* START *

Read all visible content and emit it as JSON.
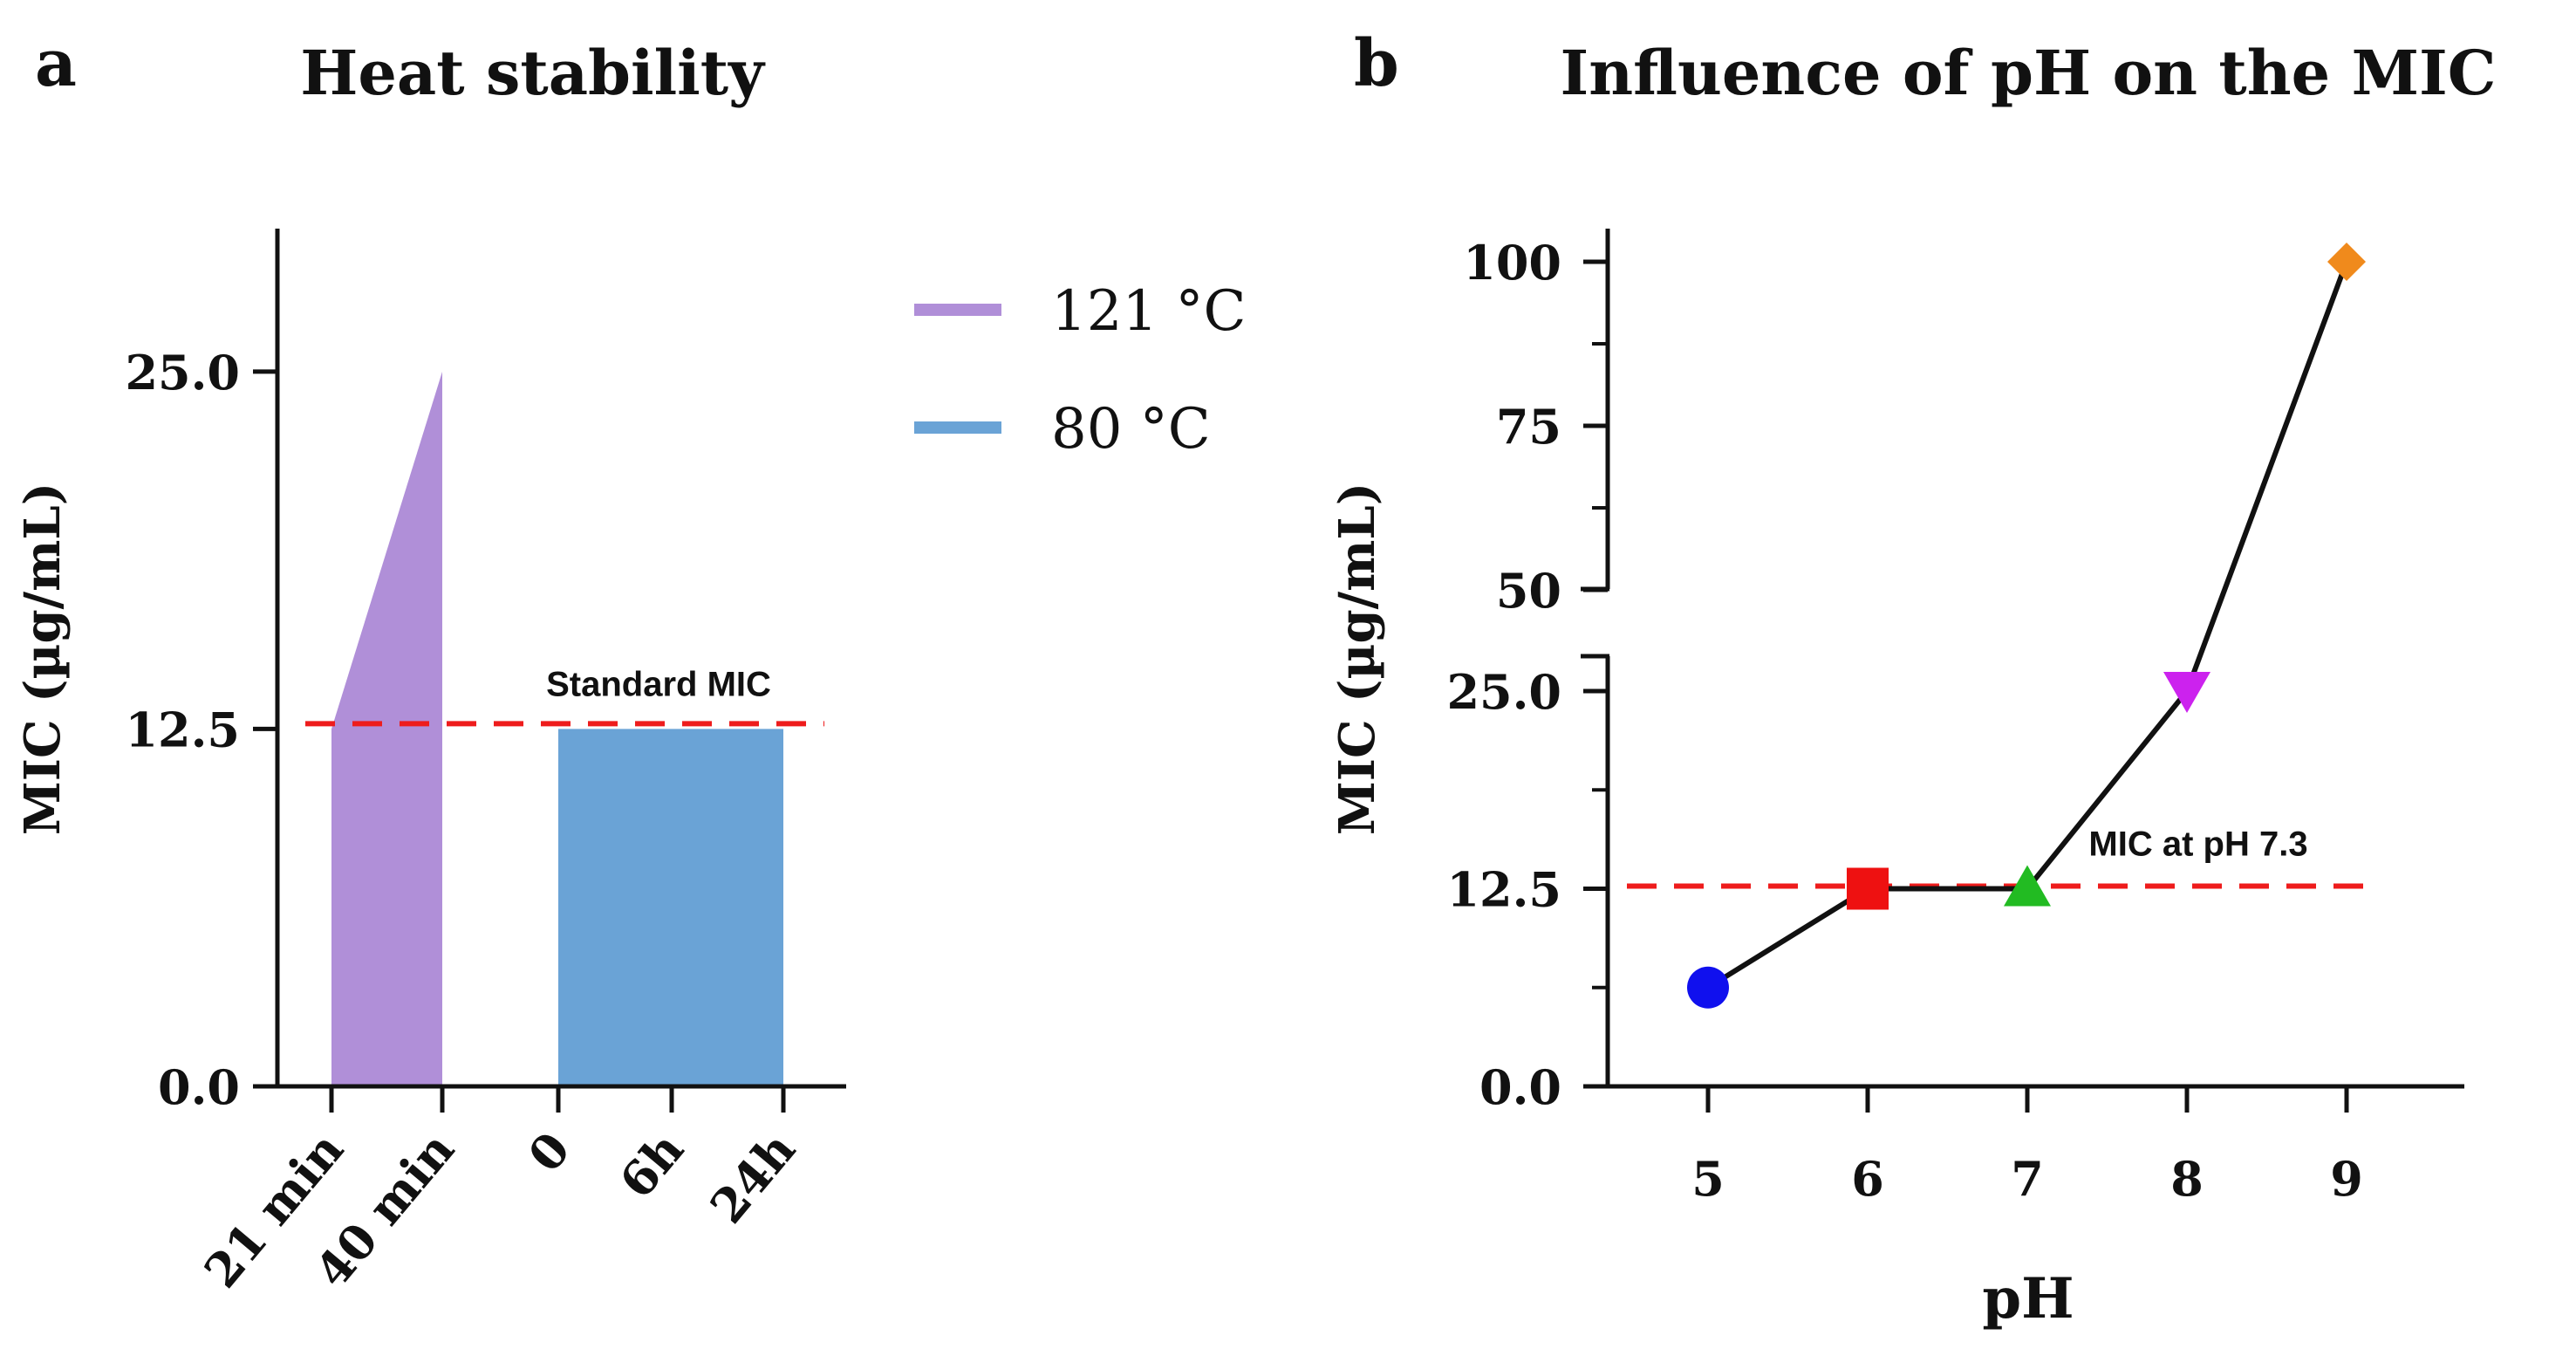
{
  "colors": {
    "purple": "#b08fd8",
    "blue": "#6aa3d6",
    "red_dash": "#ee1c1c",
    "axis": "#111111",
    "marker_circle": "#1010ee",
    "marker_square": "#ee1111",
    "marker_triangle_up": "#22bb22",
    "marker_triangle_down": "#cc22ee",
    "marker_diamond": "#f08a1c"
  },
  "chart_data": [
    {
      "panel_label": "a",
      "type": "area",
      "title": "Heat stability",
      "ylabel": "MIC (µg/mL)",
      "xlabel": "",
      "ylim": [
        0,
        30
      ],
      "yticks": [
        0.0,
        12.5,
        25.0
      ],
      "ytick_labels": [
        "0.0",
        "12.5",
        "25.0"
      ],
      "categories": [
        "21 min",
        "40 min",
        "0",
        "6h",
        "24h"
      ],
      "series": [
        {
          "name": "121 °C",
          "color": "#b08fd8",
          "x": [
            "21 min",
            "40 min"
          ],
          "values": [
            12.5,
            25.0
          ]
        },
        {
          "name": "80 °C",
          "color": "#6aa3d6",
          "x": [
            "0",
            "6h",
            "24h"
          ],
          "values": [
            12.5,
            12.5,
            12.5
          ]
        }
      ],
      "reference_line": {
        "label": "Standard MIC",
        "value": 12.5
      },
      "legend": {
        "position": "right",
        "entries": [
          "121 °C",
          "80 °C"
        ]
      }
    },
    {
      "panel_label": "b",
      "type": "line",
      "title": "Influence of pH on the MIC",
      "xlabel": "pH",
      "ylabel": "MIC (µg/mL)",
      "x": [
        5,
        6,
        7,
        8,
        9
      ],
      "xtick_labels": [
        "5",
        "6",
        "7",
        "8",
        "9"
      ],
      "values": [
        6.25,
        12.5,
        12.5,
        25.0,
        100.0
      ],
      "markers": [
        "circle",
        "square",
        "triangle-up",
        "triangle-down",
        "diamond"
      ],
      "y_axis_break": {
        "lower_range": [
          0,
          27.5
        ],
        "upper_range": [
          45,
          105
        ]
      },
      "yticks": [
        0.0,
        12.5,
        25.0,
        50,
        75,
        100
      ],
      "ytick_labels": [
        "0.0",
        "12.5",
        "25.0",
        "50",
        "75",
        "100"
      ],
      "reference_line": {
        "label": "MIC at pH 7.3",
        "value": 12.5
      }
    }
  ]
}
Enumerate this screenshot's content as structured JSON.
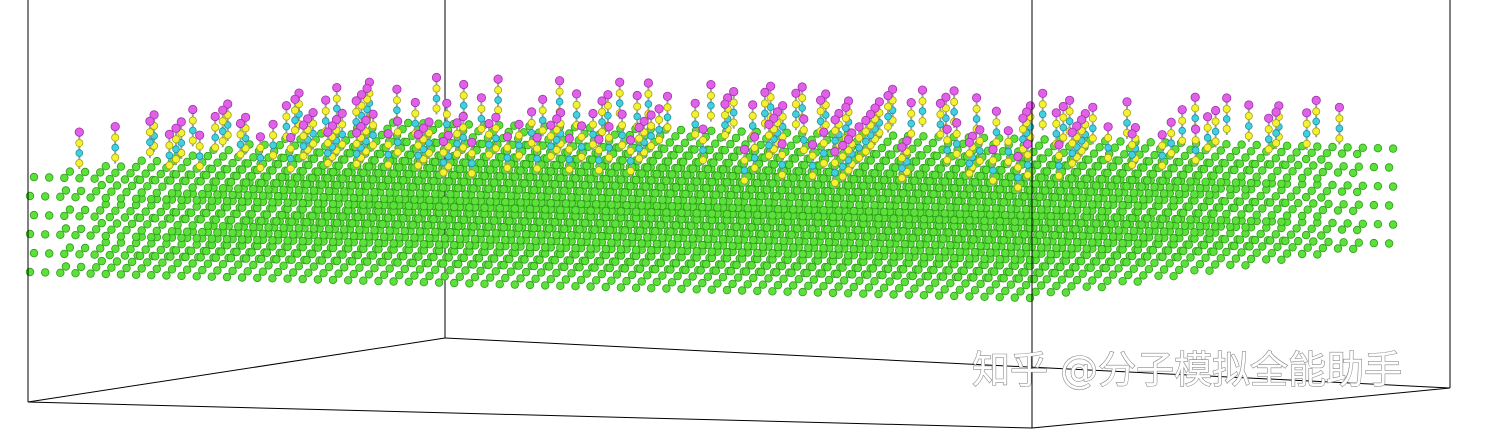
{
  "watermark": "知乎 @分子模拟全能助手"
}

* END *

What to work on:
Repeat exactly the lines from the one containing "Enumerate this screenshot's" through the last line of the records above, both included, and leave out the pictures.

Task solution:
Enumerate this screenshot's content as structured JSON.
{
  "watermark": "知乎 @分子模拟全能助手"
}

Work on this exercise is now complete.